* **Set problem**: Only the number is wanted: count the lines that include the word "different".

* **Record set**:

— begin —

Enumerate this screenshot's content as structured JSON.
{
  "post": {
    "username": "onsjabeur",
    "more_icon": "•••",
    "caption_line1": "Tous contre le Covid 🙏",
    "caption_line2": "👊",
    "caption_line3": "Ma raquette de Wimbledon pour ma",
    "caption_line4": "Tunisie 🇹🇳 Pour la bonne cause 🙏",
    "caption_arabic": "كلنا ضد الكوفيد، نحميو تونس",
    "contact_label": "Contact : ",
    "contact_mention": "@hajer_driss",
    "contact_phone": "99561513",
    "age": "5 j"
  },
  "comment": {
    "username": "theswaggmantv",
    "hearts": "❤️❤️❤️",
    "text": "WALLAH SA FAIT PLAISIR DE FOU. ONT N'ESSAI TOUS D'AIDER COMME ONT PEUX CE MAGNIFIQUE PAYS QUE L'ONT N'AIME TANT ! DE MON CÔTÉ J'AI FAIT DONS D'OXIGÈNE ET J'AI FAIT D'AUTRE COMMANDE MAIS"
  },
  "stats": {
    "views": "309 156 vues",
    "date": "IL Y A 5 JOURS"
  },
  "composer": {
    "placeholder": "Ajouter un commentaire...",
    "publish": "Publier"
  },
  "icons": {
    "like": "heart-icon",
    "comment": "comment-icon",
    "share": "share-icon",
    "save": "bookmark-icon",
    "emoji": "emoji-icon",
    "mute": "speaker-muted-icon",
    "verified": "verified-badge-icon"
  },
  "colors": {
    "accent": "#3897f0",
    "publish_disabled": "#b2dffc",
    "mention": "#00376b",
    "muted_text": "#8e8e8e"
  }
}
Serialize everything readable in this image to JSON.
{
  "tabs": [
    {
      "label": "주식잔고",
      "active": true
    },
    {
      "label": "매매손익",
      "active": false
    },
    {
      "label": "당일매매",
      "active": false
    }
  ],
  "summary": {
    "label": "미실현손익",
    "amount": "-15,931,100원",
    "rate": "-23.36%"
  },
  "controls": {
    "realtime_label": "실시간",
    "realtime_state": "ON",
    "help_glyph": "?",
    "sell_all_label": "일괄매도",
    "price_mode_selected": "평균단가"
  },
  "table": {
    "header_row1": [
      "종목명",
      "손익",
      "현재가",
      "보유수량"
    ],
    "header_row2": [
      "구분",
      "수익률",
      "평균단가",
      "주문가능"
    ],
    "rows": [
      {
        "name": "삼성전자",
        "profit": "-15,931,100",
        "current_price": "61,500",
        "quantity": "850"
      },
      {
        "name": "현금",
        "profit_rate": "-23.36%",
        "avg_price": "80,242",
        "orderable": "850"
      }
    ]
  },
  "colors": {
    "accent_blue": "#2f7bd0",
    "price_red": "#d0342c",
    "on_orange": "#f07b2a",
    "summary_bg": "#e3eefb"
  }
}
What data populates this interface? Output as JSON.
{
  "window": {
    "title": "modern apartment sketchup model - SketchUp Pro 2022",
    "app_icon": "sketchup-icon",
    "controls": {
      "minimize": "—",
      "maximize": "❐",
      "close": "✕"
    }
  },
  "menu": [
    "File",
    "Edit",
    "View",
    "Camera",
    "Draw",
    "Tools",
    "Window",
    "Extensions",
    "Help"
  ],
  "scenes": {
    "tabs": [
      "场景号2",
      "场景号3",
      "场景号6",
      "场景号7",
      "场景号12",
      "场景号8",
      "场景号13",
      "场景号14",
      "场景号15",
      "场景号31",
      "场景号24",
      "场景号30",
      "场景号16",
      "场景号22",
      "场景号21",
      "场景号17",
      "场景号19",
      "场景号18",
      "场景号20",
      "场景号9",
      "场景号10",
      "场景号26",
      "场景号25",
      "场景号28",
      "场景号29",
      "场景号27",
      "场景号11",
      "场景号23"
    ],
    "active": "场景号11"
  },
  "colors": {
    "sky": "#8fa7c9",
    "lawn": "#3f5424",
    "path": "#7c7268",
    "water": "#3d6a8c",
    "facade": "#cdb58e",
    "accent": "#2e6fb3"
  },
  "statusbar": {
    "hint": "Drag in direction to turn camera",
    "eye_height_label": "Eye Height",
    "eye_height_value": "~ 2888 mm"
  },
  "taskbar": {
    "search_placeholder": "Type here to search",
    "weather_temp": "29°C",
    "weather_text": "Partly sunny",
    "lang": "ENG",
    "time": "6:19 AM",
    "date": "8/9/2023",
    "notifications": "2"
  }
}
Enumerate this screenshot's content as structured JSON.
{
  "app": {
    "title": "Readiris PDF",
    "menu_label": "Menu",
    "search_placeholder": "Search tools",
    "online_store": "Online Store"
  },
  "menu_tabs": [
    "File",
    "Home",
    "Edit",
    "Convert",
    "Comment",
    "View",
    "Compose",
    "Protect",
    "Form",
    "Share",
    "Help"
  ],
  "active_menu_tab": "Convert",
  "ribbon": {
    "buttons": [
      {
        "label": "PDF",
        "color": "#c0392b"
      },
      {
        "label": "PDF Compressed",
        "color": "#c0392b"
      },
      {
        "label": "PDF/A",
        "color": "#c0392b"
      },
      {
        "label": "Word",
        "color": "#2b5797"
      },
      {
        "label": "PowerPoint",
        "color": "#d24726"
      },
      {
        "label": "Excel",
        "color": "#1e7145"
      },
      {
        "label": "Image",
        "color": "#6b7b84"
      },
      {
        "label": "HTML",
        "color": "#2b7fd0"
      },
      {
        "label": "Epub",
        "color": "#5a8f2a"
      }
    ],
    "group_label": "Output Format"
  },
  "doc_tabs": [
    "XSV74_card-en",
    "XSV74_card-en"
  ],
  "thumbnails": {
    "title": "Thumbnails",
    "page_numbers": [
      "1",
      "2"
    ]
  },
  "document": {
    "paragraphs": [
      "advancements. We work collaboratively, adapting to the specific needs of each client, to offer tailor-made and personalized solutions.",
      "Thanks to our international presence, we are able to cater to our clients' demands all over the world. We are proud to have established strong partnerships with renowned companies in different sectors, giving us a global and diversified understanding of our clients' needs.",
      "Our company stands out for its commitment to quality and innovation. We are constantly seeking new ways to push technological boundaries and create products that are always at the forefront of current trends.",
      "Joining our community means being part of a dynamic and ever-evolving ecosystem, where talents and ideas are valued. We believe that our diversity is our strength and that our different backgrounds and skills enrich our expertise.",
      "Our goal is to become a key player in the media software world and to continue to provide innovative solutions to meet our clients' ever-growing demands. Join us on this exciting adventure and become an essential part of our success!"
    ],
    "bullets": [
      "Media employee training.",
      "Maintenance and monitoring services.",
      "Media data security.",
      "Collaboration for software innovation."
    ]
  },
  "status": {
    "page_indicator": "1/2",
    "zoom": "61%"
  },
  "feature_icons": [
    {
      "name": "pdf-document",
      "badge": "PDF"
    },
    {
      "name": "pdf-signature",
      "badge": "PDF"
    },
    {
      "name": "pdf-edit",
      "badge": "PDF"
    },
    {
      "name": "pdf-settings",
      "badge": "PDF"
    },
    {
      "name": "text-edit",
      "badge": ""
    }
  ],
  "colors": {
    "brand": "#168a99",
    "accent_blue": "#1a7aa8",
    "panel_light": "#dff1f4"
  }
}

— end —

* **Output for this exercise**: 2